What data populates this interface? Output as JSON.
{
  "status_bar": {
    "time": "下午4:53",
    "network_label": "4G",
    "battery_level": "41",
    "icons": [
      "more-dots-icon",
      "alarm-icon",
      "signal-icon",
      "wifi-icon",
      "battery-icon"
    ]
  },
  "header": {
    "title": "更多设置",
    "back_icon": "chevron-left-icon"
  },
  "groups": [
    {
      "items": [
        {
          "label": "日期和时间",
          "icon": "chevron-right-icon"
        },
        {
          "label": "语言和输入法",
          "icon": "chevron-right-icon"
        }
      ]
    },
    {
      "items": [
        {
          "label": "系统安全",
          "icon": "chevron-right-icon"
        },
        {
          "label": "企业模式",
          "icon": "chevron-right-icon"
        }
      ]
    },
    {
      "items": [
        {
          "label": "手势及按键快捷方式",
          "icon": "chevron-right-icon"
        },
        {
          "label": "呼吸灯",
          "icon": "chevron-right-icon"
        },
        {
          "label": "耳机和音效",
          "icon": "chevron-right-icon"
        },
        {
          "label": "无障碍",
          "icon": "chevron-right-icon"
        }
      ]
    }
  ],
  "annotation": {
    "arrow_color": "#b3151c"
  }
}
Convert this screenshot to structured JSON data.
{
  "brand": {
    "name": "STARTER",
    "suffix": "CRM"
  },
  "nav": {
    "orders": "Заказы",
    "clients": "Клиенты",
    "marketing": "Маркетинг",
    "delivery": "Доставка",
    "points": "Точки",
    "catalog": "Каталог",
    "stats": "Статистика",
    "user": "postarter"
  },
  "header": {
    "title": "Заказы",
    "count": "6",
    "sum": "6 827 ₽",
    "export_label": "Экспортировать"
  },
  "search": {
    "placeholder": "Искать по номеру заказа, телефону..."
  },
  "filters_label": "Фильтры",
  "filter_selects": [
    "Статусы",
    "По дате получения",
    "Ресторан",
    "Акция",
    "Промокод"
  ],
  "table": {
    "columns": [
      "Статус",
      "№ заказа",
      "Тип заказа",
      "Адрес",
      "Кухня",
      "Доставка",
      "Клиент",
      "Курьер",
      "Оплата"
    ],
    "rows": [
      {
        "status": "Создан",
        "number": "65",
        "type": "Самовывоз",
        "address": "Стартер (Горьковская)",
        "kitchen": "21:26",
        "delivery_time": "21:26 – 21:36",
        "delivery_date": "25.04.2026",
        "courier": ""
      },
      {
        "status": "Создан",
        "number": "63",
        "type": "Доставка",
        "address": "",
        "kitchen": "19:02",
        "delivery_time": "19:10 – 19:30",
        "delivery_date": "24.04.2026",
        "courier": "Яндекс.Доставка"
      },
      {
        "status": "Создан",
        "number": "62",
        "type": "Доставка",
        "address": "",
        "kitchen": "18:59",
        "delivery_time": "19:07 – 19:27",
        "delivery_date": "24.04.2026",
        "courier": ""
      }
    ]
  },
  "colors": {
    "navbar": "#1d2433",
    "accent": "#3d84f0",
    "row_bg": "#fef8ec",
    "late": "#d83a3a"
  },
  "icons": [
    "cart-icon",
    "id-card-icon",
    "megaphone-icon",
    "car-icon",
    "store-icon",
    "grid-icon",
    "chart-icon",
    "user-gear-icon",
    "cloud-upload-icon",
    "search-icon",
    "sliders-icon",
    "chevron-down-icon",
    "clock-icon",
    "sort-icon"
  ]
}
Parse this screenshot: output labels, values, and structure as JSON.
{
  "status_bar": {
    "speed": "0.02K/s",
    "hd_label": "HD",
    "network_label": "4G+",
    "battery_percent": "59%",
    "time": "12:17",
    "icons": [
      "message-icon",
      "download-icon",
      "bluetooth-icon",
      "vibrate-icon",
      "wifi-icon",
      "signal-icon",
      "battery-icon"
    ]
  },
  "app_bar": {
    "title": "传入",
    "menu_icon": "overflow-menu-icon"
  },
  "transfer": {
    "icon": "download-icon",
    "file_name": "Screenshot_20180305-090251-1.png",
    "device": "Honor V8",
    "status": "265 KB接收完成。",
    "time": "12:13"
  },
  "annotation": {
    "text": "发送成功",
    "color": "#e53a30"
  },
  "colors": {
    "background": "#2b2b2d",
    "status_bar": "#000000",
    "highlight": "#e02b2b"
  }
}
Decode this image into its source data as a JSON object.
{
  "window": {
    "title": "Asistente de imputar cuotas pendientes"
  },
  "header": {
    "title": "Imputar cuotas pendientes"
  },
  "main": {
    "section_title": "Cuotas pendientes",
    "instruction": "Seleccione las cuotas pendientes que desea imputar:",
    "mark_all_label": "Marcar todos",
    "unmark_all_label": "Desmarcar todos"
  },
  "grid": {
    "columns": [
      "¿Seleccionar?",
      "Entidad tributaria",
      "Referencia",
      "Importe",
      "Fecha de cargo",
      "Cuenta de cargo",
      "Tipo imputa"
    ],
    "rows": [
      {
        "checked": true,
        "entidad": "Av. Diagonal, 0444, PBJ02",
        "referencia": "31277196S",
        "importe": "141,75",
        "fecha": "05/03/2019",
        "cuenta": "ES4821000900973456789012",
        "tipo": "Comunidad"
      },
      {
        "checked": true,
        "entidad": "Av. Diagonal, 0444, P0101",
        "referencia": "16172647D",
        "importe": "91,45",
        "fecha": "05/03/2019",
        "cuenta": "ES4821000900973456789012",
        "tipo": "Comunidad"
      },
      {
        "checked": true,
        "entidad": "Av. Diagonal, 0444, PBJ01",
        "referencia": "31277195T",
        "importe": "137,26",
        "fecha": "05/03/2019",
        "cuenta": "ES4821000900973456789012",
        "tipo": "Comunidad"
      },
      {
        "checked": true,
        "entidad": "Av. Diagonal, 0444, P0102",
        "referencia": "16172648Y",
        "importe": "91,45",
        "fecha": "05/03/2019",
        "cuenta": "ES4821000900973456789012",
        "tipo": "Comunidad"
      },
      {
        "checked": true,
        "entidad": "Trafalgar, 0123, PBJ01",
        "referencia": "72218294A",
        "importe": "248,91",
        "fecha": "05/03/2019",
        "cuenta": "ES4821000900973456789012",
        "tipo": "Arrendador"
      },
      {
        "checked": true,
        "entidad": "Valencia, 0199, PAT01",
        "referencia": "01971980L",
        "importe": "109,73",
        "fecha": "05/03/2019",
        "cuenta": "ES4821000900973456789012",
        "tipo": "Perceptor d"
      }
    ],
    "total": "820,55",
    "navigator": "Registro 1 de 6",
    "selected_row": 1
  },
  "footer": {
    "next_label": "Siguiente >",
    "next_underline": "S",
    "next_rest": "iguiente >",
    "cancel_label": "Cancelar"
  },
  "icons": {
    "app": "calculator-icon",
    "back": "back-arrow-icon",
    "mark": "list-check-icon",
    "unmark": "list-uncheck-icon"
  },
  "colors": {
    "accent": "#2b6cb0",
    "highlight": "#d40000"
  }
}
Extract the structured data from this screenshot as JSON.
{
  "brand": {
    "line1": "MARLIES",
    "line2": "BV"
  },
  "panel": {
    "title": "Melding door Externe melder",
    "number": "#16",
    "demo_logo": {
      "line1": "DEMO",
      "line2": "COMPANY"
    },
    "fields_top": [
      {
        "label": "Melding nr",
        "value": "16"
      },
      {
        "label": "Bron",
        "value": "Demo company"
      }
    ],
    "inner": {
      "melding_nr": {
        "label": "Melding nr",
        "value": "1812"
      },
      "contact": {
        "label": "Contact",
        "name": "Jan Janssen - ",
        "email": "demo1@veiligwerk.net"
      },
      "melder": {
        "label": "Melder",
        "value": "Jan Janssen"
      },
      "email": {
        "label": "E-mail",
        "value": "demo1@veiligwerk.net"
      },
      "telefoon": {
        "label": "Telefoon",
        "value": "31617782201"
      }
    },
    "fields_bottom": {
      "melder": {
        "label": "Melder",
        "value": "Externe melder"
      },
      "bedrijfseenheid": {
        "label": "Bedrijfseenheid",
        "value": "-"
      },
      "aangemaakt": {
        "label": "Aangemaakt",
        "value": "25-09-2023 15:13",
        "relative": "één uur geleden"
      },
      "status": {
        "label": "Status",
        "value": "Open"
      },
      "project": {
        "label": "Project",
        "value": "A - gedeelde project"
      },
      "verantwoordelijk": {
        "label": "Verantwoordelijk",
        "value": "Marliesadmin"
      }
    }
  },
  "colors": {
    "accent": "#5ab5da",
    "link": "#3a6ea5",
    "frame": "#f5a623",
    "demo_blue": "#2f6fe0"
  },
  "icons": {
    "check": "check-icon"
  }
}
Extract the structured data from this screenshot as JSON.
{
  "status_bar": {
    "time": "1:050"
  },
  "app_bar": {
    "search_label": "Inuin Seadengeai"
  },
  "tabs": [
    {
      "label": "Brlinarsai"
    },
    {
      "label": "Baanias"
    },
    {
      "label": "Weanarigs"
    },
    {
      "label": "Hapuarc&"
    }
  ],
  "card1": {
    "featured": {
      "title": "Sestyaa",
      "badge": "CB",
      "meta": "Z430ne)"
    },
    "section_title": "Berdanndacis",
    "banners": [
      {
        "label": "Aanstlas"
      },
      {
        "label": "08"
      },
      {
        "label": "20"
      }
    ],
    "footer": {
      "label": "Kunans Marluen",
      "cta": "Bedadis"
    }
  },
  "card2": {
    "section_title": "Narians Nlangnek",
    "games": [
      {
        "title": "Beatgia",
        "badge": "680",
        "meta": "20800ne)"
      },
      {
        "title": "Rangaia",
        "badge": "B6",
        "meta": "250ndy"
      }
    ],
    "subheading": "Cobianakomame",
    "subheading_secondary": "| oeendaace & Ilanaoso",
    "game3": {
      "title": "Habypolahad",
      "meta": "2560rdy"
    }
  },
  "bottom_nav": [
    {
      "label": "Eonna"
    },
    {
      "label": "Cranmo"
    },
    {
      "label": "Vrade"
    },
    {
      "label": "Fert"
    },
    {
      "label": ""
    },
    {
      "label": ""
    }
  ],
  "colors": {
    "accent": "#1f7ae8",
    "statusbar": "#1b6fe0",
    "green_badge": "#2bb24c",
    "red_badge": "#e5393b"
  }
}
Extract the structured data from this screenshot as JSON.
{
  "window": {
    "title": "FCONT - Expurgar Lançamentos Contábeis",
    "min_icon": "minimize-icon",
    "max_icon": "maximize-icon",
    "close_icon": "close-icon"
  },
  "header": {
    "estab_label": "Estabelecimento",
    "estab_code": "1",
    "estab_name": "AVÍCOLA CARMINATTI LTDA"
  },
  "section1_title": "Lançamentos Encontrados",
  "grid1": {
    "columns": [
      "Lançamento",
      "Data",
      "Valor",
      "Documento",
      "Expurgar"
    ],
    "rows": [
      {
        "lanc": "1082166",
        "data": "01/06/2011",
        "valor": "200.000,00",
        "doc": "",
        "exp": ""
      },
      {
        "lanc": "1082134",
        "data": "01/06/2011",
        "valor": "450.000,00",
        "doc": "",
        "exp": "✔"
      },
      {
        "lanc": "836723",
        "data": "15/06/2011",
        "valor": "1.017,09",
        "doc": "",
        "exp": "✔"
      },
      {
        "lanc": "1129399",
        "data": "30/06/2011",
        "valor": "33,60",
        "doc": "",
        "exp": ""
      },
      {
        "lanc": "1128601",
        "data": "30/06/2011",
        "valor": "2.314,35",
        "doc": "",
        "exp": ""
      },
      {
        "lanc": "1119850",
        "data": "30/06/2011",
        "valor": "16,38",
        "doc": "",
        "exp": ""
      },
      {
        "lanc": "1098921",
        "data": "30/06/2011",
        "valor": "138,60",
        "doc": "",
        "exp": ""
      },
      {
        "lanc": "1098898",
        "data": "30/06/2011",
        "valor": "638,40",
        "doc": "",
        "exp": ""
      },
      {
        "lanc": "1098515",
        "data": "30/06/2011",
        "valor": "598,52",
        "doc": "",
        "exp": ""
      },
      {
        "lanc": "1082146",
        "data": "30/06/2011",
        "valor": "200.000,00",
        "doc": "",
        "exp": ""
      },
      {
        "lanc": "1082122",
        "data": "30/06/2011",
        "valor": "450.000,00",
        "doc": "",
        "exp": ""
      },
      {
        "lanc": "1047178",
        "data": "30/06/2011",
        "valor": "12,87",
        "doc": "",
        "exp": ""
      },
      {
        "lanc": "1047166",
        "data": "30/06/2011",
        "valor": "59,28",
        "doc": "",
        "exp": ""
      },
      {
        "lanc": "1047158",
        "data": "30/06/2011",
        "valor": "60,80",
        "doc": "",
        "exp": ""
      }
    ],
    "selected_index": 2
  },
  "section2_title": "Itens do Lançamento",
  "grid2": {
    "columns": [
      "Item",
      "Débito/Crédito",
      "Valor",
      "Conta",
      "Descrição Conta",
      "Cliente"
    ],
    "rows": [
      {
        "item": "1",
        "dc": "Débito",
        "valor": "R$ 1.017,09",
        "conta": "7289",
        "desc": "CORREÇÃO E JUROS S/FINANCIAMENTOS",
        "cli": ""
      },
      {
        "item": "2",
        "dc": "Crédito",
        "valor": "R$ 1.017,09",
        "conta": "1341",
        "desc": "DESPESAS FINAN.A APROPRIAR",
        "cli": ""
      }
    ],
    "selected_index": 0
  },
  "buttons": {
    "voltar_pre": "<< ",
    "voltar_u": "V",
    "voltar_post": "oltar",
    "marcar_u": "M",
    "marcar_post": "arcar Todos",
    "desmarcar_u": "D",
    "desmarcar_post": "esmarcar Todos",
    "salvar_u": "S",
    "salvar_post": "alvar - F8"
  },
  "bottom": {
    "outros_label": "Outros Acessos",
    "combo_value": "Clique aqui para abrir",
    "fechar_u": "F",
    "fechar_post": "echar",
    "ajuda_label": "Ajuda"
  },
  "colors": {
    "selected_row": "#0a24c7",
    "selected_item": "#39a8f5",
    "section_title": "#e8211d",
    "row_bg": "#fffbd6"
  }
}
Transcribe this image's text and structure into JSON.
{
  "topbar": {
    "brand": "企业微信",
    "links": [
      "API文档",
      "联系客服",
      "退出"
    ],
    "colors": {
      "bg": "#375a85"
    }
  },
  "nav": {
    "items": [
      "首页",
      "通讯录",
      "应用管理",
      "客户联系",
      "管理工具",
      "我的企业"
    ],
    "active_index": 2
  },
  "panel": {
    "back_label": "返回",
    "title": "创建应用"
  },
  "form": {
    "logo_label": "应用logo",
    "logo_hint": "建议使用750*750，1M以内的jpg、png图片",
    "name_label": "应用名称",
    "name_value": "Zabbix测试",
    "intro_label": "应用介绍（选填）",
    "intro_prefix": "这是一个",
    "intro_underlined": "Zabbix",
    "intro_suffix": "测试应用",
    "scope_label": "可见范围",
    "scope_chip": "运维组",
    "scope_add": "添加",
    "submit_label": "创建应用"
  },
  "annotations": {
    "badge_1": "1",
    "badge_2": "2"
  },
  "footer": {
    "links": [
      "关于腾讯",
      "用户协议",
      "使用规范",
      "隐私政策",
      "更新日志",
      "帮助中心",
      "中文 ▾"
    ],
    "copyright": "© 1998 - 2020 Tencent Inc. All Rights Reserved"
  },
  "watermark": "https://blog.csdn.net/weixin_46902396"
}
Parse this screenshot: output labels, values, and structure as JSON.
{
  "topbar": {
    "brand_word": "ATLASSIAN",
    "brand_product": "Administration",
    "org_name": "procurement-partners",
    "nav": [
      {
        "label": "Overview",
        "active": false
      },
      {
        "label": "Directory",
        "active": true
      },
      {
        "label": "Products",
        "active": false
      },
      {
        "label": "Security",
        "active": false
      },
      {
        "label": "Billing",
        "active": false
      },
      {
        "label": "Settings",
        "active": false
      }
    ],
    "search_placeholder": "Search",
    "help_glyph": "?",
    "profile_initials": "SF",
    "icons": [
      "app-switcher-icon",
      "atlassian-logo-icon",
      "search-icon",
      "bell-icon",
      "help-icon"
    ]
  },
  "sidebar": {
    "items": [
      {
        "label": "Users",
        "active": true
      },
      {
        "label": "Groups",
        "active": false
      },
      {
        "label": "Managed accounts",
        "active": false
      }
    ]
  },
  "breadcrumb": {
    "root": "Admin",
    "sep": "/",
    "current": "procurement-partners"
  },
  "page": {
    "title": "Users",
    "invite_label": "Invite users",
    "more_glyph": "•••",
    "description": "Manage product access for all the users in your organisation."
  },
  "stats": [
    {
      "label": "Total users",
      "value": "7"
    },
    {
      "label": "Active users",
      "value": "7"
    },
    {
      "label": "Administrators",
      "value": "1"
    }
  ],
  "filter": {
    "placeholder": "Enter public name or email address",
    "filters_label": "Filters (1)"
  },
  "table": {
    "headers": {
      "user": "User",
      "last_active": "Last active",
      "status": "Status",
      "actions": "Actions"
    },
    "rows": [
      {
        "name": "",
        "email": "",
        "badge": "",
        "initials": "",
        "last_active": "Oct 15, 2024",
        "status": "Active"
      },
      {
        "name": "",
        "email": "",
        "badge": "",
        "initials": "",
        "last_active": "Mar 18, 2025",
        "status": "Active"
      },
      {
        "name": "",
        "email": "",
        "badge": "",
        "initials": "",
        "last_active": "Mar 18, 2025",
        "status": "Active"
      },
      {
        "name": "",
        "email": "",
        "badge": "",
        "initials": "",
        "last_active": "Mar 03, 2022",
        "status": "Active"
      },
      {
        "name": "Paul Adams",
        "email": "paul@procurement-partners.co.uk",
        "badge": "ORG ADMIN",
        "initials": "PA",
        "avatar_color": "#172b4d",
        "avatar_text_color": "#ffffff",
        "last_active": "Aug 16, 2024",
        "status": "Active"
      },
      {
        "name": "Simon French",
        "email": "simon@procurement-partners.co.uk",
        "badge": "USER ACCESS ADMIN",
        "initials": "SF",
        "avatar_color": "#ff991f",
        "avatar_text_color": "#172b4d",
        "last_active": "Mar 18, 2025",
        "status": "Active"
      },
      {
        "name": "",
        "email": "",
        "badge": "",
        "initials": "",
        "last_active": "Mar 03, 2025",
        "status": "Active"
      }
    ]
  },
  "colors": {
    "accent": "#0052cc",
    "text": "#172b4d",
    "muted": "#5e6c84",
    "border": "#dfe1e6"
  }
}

_ _ _ _ _ _ _

» **YOUR OBJECTIVE**: Count how many lines include the string "procurement". Nothing but the number is needed.

» **THE COMPLETED TASK**: 4